▸ **抜き出した文章**:
==============================

丸紅の利益は昨年比で196億円増の2,309億円でした。
それでは決算短信片手にどうぞ!

決算短信 | IR 投資家情報 | 丸紅株式会社
丸紅のIR 投資家情報の決算短信をご紹介します。


収益 7.5兆 前年7.4兆
売上総利益 7,297億 前年6,772億
営業利益 1,730億 前年 1,180億
当期利益 2,309億 前年 2,166億

利益は2,000億円規模。
5大商社の中では最下位ですが、
やはり安定して利益を積み上げています。

PL上のTopic

7大商社で唯一の収益のマイナスの丸紅

収益が減っている商社は丸紅だけでしたね。

各商社と同様に
収益認識に関してIFRS15号を適用しておりますが、
丸紅のケースでは会計基準の適用による影響金額等の記載はありません。

==============================

▸ **元の資料**:
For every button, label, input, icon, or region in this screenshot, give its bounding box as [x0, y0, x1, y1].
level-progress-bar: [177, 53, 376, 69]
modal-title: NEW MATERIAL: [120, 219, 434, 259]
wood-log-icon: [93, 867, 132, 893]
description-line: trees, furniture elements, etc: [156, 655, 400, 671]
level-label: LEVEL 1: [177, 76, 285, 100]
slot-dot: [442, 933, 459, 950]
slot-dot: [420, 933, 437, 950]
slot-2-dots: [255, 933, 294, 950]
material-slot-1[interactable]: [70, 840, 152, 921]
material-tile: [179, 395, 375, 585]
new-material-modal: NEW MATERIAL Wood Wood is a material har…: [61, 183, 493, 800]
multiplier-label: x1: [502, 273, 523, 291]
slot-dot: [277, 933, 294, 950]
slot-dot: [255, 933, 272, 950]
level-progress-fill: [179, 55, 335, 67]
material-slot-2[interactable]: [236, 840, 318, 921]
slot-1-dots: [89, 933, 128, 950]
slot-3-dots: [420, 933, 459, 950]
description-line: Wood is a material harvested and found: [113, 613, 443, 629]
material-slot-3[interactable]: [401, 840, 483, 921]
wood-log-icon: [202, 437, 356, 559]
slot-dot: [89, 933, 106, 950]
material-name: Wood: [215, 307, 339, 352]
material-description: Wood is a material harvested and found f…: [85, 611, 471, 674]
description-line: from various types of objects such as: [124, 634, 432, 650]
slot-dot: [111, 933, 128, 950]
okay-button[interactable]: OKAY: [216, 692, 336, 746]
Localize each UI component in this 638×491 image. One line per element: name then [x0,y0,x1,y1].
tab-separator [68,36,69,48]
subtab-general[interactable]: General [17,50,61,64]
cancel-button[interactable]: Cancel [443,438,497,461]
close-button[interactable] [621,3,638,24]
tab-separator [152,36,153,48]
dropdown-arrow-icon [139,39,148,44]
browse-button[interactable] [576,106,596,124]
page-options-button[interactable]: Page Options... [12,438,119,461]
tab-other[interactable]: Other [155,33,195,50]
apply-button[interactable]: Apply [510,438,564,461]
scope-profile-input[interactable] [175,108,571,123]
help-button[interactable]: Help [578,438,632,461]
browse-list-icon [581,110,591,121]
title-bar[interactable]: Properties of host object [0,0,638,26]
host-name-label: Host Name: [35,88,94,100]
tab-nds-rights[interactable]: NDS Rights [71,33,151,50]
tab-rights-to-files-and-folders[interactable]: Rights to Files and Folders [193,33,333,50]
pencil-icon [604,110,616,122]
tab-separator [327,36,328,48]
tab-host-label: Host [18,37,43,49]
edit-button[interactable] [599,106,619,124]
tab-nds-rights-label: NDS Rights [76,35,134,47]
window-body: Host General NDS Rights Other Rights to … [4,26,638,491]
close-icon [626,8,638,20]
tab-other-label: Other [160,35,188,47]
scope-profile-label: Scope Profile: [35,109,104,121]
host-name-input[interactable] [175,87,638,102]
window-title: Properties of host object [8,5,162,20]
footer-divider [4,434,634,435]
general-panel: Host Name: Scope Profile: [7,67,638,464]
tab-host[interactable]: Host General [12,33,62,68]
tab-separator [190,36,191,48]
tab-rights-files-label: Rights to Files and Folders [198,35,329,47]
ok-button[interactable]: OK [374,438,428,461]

==============================

▸ **読んで答える**:
**a)** 丸紅の決算についての文章で、営業利益はいくらと書かれていますか。
**b)** 丸紅の決算についての文章を、最後の文のあとから書き進めてください。
エントリーは見なくてもかまいません。

▸ **答えの一覧**:
**a)** 1,730億円です。

**b)**
IFRSの過年度の表示方法としては、
表示される最も古い期間の期首の利益剰余金を調整し、
影響額を記載する必要があるはずなのですが、ちょっと見当たりませんね。。
影響が非常に軽微、という整理でしょうか。

ちなみにセグメント的には輸送機で700億円程度のマイナスがあったようです。
輸送機セグメントで保有している連結子会社が
持分法会社になったことによる影響もあるようです。

収益減にも関わらず売総は500億円の増!

収益は減少している一方、売総は500億円増加しています。
上記の連結区分の変更を含む輸送機セグメントでの売総の減少は130億程度。

金属・エネルギーのセグメントや素材セグメントでの市況の改善がありそれぞれ、
284億円、231億円の売総の増益がありました。

今回の決算で言えば、
エネルギーセグメントは各社油価の上昇を売総の好転の要因にあげていました。
特に素材に関していうとパルプの市況によるもののようです。
パルプの市況って、金属やエネルギーに比べてあんまりイメージわかないですね。。。

その他の損益

固定資産評価損

△126億円 ▲52億→▲178億

こちらエネルギー・金属に関しての減損のようです。
売総の要因では金属・エネルギーセグメントでの増益なのに、
固定資産の評価ではここがマイナスになっているのはちょっと不思議な感じ。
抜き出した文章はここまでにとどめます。